Instructions for the task: Give every entry again, unchanged, and leave its images out.
+++ Material provided
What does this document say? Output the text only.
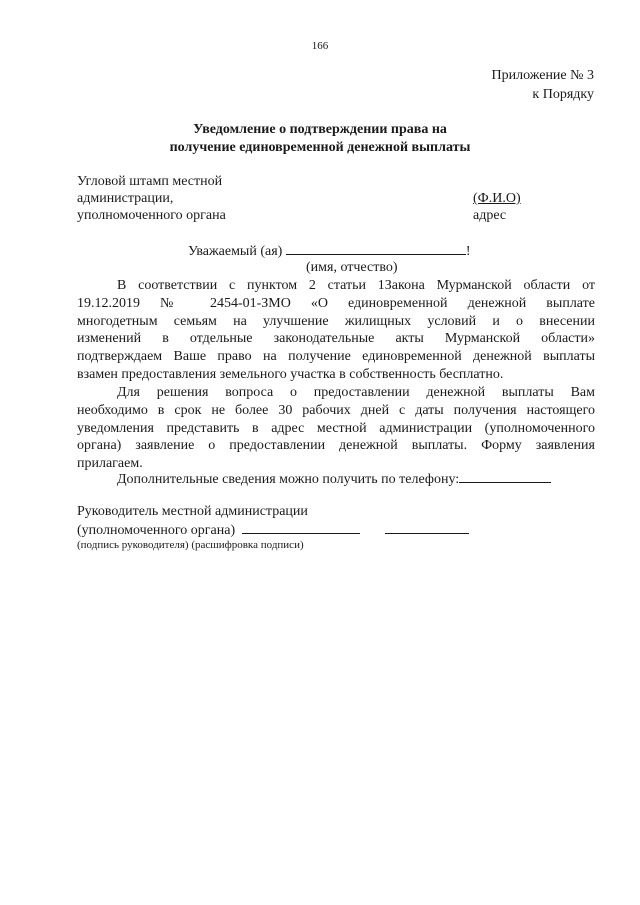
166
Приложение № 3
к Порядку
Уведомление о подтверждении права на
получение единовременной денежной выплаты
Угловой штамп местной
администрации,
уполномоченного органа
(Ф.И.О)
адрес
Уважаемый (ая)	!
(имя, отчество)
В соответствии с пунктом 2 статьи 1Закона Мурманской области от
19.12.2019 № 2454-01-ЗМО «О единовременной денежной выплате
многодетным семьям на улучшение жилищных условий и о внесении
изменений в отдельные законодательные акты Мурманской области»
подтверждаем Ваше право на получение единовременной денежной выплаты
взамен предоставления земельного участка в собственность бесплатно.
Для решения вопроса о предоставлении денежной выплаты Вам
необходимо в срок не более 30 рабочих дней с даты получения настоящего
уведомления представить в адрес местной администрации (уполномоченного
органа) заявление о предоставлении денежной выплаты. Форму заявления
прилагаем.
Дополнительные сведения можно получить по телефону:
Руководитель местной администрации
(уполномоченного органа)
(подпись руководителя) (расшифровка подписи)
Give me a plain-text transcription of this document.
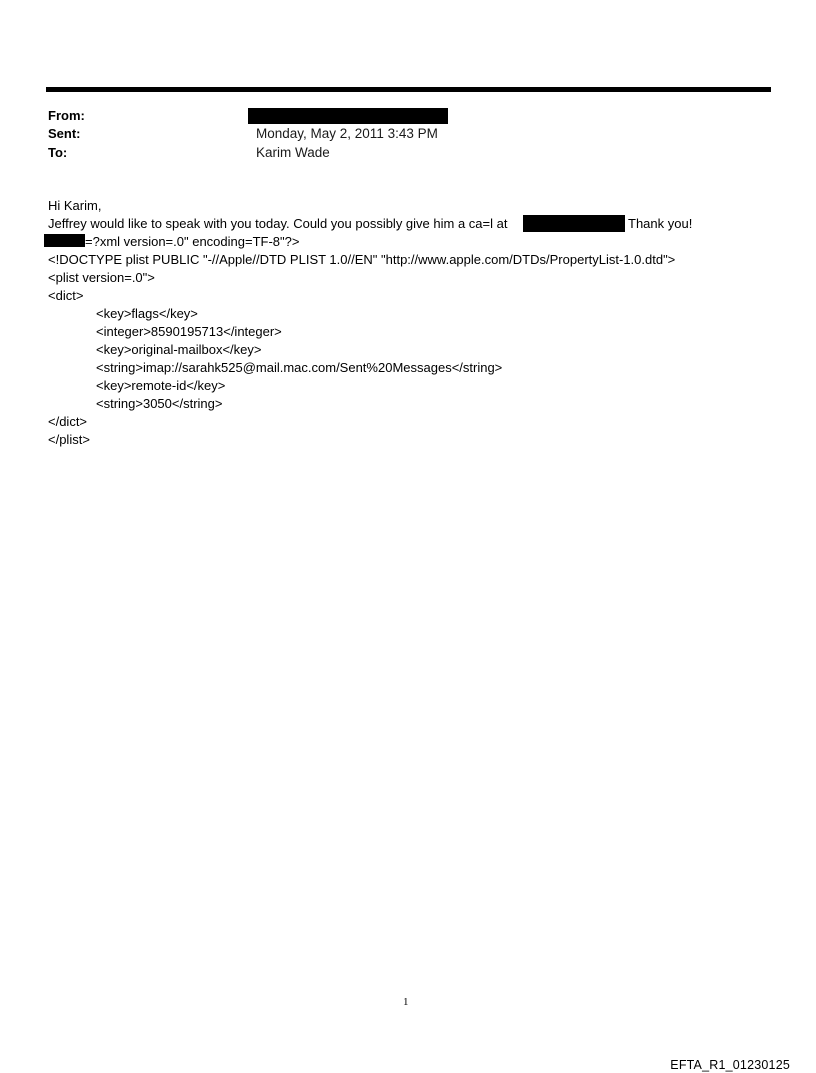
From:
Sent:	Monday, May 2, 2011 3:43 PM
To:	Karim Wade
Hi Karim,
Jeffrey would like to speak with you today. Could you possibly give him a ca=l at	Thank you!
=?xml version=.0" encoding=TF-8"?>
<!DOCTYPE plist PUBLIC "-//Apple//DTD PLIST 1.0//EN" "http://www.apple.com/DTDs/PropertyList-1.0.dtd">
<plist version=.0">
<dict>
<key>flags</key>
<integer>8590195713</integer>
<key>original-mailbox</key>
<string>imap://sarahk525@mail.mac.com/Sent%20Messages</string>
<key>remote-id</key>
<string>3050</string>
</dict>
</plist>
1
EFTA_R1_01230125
++++++
Exercise result:
What does this document say? Output the text only.
166
Приложение № 3
к Порядку
Уведомление о подтверждении права на
получение единовременной денежной выплаты
Угловой штамп местной
администрации,
уполномоченного органа
(Ф.И.О)
адрес
Уважаемый (ая)	!
(имя, отчество)
В соответствии с пунктом 2 статьи 1Закона Мурманской области от
19.12.2019 № 2454-01-ЗМО «О единовременной денежной выплате
многодетным семьям на улучшение жилищных условий и о внесении
изменений в отдельные законодательные акты Мурманской области»
подтверждаем Ваше право на получение единовременной денежной выплаты
взамен предоставления земельного участка в собственность бесплатно.
Для решения вопроса о предоставлении денежной выплаты Вам
необходимо в срок не более 30 рабочих дней с даты получения настоящего
уведомления представить в адрес местной администрации (уполномоченного
органа) заявление о предоставлении денежной выплаты. Форму заявления
прилагаем.
Дополнительные сведения можно получить по телефону:
Руководитель местной администрации
(уполномоченного органа)
(подпись руководителя) (расшифровка подписи)
Give me a plain-text transcription of this document.
From:
Sent:	Monday, May 2, 2011 3:43 PM
To:	Karim Wade
Hi Karim,
Jeffrey would like to speak with you today. Could you possibly give him a ca=l at	Thank you!
=?xml version=.0" encoding=TF-8"?>
<!DOCTYPE plist PUBLIC "-//Apple//DTD PLIST 1.0//EN" "http://www.apple.com/DTDs/PropertyList-1.0.dtd">
<plist version=.0">
<dict>
<key>flags</key>
<integer>8590195713</integer>
<key>original-mailbox</key>
<string>imap://sarahk525@mail.mac.com/Sent%20Messages</string>
<key>remote-id</key>
<string>3050</string>
</dict>
</plist>
1
EFTA_R1_01230125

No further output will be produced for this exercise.